GIVEN PROBLEM: Reproduce the listing that follows with no differences at all.

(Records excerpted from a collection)
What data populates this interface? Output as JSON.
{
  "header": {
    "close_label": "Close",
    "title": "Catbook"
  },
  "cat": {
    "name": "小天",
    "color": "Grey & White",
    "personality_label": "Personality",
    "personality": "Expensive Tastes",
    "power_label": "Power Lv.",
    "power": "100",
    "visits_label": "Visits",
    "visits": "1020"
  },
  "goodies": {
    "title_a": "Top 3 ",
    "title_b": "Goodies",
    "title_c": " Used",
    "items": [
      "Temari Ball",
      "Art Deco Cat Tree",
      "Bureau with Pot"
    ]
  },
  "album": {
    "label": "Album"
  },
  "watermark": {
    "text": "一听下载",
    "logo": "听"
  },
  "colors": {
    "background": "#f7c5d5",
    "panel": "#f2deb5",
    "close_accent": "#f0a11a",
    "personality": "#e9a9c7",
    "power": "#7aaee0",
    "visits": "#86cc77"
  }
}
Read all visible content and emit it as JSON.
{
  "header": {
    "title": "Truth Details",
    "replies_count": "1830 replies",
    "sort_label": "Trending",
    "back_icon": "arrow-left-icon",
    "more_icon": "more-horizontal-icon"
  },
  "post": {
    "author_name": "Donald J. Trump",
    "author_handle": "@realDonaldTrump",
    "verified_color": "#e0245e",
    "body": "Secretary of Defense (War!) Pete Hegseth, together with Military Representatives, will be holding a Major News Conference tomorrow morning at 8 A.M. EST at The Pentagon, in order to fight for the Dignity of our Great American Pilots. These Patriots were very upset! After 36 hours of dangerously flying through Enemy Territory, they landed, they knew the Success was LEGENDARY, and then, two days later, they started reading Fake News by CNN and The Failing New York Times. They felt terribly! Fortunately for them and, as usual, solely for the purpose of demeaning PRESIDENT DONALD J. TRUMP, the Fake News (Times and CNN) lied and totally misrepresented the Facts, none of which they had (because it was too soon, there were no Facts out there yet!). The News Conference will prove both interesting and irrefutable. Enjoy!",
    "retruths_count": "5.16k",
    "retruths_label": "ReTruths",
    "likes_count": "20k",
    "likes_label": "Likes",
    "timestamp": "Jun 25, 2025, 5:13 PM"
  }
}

RESULT:
What data populates this interface? Output as JSON.
{
  "header": {
    "close_label": "Close",
    "title": "Catbook"
  },
  "cat": {
    "name": "小天",
    "color": "Grey & White",
    "personality_label": "Personality",
    "personality": "Expensive Tastes",
    "power_label": "Power Lv.",
    "power": "100",
    "visits_label": "Visits",
    "visits": "1020"
  },
  "goodies": {
    "title_a": "Top 3 ",
    "title_b": "Goodies",
    "title_c": " Used",
    "items": [
      "Temari Ball",
      "Art Deco Cat Tree",
      "Bureau with Pot"
    ]
  },
  "album": {
    "label": "Album"
  },
  "watermark": {
    "text": "一听下载",
    "logo": "听"
  },
  "colors": {
    "background": "#f7c5d5",
    "panel": "#f2deb5",
    "close_accent": "#f0a11a",
    "personality": "#e9a9c7",
    "power": "#7aaee0",
    "visits": "#86cc77"
  }
}
Read all visible content and emit it as JSON.
{
  "header": {
    "title": "Truth Details",
    "replies_count": "1830 replies",
    "sort_label": "Trending",
    "back_icon": "arrow-left-icon",
    "more_icon": "more-horizontal-icon"
  },
  "post": {
    "author_name": "Donald J. Trump",
    "author_handle": "@realDonaldTrump",
    "verified_color": "#e0245e",
    "body": "Secretary of Defense (War!) Pete Hegseth, together with Military Representatives, will be holding a Major News Conference tomorrow morning at 8 A.M. EST at The Pentagon, in order to fight for the Dignity of our Great American Pilots. These Patriots were very upset! After 36 hours of dangerously flying through Enemy Territory, they landed, they knew the Success was LEGENDARY, and then, two days later, they started reading Fake News by CNN and The Failing New York Times. They felt terribly! Fortunately for them and, as usual, solely for the purpose of demeaning PRESIDENT DONALD J. TRUMP, the Fake News (Times and CNN) lied and totally misrepresented the Facts, none of which they had (because it was too soon, there were no Facts out there yet!). The News Conference will prove both interesting and irrefutable. Enjoy!",
    "retruths_count": "5.16k",
    "retruths_label": "ReTruths",
    "likes_count": "20k",
    "likes_label": "Likes",
    "timestamp": "Jun 25, 2025, 5:13 PM"
  }
}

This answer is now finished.